* start *
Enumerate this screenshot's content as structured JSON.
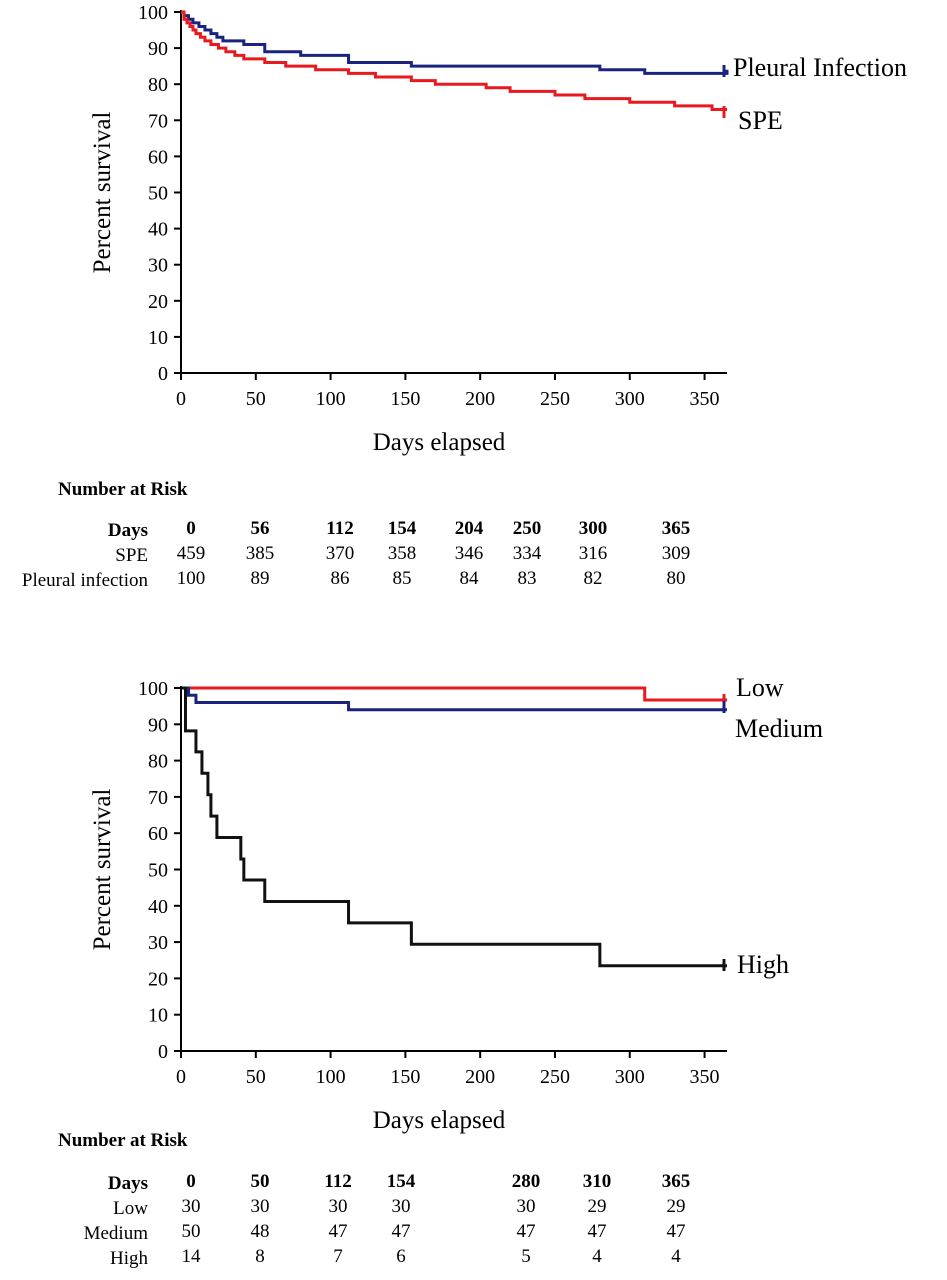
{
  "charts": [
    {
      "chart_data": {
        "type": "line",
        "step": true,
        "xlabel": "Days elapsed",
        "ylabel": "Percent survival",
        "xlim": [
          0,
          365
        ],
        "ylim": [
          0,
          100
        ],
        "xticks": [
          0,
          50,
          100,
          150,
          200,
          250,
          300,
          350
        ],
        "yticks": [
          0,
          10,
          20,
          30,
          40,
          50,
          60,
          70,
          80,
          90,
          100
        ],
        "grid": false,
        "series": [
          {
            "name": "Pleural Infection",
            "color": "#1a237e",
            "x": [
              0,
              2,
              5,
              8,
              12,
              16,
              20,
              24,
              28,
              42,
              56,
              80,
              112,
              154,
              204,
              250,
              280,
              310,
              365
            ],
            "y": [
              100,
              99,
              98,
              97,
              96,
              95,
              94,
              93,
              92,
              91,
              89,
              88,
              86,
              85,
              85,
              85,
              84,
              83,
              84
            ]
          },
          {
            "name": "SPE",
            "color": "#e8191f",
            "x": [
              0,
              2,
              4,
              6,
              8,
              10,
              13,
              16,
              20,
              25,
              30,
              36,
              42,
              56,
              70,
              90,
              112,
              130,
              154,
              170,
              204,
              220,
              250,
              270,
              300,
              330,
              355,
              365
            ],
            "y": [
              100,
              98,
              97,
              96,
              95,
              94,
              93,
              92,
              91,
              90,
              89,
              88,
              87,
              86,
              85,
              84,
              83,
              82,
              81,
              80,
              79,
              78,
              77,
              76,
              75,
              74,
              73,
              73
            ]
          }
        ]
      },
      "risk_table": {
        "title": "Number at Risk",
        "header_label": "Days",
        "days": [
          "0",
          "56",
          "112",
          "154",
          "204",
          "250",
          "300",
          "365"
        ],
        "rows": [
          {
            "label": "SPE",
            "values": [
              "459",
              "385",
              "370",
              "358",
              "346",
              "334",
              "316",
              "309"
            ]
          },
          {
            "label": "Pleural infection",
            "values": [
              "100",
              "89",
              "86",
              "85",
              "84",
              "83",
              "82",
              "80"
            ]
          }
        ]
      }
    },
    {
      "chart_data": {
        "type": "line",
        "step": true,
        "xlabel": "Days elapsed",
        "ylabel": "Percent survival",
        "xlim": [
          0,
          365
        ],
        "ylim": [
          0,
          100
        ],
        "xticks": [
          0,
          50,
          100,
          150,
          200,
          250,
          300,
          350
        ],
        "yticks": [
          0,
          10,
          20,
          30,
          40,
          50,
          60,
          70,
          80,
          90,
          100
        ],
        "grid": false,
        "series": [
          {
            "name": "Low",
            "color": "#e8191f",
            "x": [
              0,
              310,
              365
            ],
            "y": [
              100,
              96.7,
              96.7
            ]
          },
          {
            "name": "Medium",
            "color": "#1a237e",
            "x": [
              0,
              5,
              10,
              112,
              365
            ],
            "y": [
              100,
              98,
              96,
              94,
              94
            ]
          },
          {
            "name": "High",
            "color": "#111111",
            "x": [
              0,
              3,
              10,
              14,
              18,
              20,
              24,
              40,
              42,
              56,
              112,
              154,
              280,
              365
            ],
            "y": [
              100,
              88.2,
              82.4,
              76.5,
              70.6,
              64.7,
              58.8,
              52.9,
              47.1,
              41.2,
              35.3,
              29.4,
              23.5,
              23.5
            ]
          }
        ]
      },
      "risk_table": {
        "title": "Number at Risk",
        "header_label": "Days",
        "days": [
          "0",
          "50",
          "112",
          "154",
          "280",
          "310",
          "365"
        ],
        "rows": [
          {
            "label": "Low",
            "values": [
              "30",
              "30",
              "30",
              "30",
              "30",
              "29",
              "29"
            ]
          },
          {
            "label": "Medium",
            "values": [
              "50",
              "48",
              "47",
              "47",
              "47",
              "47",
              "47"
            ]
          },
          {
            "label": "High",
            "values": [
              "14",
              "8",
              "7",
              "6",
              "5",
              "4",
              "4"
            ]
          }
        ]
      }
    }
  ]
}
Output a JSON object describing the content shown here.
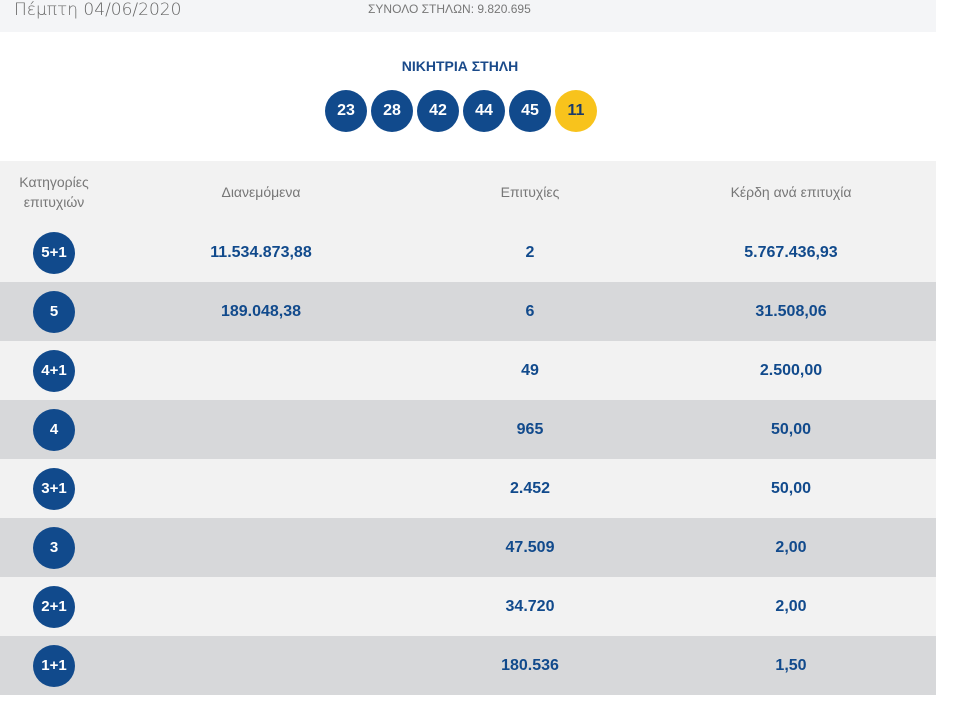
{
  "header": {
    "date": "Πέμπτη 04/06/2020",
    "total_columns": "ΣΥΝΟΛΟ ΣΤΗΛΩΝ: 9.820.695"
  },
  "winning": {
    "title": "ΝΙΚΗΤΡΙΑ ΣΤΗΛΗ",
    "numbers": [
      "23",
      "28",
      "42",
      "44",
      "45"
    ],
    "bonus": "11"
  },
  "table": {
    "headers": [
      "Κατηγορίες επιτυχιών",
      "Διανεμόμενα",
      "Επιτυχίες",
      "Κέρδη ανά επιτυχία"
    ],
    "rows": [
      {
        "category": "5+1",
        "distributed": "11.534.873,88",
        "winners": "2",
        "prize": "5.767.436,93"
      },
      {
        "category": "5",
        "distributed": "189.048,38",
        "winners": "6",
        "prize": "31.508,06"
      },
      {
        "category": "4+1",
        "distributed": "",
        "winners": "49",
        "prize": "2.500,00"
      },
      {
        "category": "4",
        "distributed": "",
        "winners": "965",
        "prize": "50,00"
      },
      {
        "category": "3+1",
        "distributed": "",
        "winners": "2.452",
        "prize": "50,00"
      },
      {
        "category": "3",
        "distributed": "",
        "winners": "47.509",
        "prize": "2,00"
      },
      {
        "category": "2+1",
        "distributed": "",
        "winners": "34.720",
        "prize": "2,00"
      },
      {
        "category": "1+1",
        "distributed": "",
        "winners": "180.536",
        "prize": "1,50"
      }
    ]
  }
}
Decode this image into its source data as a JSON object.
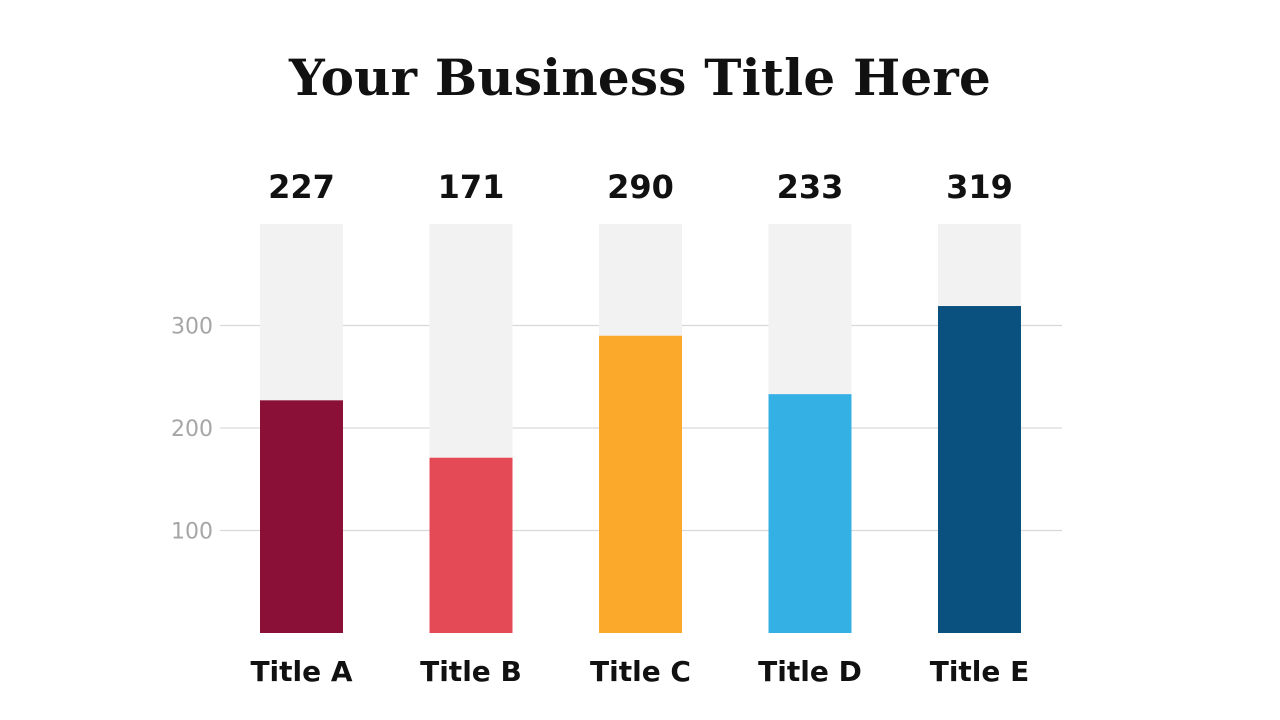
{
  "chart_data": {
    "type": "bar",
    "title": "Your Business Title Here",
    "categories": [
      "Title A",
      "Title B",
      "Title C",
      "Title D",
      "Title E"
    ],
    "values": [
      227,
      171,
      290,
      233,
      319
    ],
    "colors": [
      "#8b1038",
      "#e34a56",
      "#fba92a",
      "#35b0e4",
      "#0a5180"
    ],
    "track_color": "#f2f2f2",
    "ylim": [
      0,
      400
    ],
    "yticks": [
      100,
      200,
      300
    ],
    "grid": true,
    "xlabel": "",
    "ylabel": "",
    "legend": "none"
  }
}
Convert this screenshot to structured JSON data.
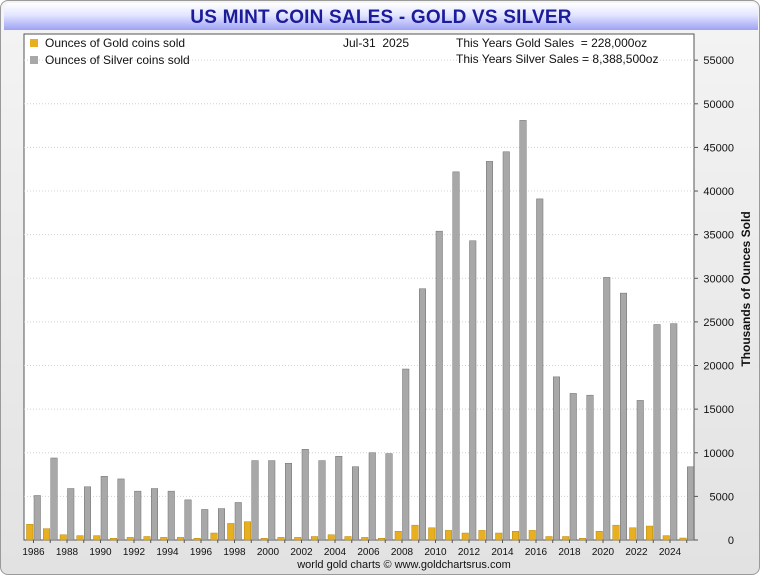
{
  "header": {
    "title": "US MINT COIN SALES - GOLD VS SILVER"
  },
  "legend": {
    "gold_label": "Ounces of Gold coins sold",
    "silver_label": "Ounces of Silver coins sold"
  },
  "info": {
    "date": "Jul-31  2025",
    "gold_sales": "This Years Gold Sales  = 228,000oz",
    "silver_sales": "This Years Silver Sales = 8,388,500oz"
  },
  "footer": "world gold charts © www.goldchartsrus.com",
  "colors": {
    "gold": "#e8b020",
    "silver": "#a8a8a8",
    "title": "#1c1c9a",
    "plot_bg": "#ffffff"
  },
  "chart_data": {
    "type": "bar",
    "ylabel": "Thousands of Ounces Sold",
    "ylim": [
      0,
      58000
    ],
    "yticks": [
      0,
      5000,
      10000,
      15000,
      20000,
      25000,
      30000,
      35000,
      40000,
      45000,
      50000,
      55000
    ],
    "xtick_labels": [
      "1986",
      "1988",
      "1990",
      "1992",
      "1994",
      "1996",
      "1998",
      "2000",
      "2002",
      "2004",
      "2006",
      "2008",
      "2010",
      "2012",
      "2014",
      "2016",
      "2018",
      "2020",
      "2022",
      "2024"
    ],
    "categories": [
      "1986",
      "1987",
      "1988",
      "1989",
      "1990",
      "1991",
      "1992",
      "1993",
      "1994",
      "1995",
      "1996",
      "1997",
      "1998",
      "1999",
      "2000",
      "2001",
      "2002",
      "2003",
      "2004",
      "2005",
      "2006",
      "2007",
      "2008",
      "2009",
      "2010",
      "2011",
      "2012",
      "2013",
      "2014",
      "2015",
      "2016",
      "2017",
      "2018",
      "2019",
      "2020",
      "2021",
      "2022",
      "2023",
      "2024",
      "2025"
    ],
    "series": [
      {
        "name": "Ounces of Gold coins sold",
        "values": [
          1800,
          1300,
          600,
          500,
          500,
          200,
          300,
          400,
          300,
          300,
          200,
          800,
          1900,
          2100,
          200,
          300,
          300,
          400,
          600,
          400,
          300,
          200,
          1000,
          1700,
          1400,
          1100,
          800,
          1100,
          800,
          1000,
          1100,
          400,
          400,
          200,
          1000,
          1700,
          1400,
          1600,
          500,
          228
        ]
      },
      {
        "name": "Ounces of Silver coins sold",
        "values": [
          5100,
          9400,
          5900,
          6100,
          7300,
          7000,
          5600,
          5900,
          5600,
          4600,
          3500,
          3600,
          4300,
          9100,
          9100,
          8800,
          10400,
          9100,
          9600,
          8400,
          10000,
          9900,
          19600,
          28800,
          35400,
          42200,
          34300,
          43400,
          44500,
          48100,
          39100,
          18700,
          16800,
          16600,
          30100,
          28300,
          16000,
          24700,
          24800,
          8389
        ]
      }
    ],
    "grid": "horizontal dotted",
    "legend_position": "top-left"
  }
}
* end *
Isolate the lines above that contain the word "grid" and copy them.

        "grid": false,
        "grid": false,
    "grid": true,
    "grid": "horizontal dotted",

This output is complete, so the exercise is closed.